What you should do: From the entries below, pull out each line where "dakika" appears.

** START OF Excerpted data **

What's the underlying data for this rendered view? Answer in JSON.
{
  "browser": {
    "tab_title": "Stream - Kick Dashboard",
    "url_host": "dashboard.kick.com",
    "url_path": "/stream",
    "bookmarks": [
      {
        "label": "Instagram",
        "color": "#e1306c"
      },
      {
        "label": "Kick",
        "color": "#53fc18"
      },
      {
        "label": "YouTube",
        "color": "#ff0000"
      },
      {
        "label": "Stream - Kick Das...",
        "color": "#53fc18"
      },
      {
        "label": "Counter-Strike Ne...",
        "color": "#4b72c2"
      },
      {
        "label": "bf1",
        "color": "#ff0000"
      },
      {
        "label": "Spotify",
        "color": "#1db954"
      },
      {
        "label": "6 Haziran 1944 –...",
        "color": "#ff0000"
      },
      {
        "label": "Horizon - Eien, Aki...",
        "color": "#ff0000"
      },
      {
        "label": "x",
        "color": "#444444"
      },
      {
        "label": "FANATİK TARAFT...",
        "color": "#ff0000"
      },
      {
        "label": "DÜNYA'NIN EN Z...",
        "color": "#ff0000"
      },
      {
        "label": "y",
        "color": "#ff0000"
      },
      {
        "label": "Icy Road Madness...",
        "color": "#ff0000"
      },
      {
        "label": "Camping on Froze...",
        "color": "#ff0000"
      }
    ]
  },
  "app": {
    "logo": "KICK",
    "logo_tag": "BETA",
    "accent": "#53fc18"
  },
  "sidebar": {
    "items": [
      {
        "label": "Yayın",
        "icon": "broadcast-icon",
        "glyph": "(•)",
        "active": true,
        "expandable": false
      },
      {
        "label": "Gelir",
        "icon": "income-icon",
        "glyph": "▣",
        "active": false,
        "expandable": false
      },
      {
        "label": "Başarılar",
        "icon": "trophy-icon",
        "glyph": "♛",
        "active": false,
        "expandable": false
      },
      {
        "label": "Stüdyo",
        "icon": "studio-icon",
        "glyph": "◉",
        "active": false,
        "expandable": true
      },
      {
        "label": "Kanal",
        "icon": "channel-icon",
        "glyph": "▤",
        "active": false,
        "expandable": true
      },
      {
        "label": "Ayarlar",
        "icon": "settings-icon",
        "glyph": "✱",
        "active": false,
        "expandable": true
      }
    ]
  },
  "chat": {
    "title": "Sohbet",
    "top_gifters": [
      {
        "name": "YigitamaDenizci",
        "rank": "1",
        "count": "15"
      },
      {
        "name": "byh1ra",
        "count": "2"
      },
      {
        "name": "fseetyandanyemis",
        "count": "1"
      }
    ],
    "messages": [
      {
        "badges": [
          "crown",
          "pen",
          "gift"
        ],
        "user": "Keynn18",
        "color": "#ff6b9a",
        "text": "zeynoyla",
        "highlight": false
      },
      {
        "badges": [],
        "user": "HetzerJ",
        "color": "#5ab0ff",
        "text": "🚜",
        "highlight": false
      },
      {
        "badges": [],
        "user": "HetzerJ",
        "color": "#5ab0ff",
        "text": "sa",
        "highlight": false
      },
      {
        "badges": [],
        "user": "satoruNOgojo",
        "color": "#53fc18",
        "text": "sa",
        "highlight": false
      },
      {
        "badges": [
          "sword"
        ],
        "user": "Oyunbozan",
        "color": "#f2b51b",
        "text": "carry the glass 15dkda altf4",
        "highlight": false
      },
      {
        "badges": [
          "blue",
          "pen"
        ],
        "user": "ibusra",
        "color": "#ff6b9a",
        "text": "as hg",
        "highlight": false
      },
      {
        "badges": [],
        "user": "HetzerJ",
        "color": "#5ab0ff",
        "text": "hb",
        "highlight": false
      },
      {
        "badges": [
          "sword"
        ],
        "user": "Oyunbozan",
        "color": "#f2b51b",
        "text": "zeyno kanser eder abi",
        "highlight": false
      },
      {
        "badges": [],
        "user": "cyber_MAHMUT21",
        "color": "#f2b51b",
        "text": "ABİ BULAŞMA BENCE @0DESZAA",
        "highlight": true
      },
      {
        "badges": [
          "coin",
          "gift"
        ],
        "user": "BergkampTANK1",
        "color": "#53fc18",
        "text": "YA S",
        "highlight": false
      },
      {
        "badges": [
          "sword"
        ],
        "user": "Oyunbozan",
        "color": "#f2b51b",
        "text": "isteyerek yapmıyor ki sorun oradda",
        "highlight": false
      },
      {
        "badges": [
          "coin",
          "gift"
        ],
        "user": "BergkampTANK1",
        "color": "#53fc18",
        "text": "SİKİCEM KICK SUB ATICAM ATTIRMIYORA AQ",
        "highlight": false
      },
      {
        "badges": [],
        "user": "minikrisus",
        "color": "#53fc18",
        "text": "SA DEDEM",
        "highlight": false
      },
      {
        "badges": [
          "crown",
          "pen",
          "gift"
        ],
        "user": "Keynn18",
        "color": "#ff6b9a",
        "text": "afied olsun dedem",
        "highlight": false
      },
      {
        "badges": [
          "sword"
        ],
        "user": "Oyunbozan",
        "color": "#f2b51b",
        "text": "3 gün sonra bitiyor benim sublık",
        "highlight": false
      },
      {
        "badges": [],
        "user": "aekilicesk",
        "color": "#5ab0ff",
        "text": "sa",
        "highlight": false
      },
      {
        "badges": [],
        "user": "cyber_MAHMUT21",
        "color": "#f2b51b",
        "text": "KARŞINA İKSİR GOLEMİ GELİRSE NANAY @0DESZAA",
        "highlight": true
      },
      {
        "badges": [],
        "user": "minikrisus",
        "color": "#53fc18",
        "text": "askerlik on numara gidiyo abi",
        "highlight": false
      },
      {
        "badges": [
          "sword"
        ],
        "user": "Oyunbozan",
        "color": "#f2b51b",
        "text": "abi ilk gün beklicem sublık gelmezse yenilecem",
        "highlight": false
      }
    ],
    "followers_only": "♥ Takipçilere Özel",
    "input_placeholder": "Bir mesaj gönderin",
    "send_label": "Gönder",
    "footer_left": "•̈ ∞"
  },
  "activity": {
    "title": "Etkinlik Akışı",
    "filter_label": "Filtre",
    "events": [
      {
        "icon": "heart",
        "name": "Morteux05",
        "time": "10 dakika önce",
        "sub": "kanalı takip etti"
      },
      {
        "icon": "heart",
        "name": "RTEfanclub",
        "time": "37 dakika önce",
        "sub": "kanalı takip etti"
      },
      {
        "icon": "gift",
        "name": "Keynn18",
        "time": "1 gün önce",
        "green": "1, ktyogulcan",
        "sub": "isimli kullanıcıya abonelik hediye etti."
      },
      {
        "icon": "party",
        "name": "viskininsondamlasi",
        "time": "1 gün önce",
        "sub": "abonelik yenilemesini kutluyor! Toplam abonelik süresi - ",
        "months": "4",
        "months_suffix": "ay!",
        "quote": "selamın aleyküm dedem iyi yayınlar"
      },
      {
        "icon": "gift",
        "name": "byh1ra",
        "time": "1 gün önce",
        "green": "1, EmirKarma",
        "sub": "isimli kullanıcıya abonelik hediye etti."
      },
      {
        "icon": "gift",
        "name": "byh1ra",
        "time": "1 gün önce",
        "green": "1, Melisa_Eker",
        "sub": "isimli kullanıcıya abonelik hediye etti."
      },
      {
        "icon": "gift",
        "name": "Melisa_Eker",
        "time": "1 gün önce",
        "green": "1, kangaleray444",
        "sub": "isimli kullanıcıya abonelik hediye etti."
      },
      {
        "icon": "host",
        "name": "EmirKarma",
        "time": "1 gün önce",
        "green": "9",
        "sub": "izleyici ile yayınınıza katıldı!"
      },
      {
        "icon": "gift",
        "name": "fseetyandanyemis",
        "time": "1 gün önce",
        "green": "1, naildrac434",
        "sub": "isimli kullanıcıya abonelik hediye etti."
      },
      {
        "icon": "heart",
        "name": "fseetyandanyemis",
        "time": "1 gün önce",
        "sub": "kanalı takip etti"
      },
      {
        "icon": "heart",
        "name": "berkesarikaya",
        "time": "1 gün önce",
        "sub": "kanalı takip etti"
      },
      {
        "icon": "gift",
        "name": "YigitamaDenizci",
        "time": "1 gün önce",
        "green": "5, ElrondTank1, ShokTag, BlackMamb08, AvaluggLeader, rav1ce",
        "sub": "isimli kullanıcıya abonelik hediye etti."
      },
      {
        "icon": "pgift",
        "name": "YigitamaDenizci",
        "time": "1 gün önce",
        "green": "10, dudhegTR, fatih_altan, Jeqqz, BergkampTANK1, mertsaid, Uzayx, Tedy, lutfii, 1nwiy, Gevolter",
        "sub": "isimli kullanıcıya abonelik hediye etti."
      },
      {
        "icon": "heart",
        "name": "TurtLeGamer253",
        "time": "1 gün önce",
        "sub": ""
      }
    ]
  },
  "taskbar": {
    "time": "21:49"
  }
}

** END OF Excerpted data **

Exercise result:
        "time": "10 dakika önce",
        "time": "37 dakika önce",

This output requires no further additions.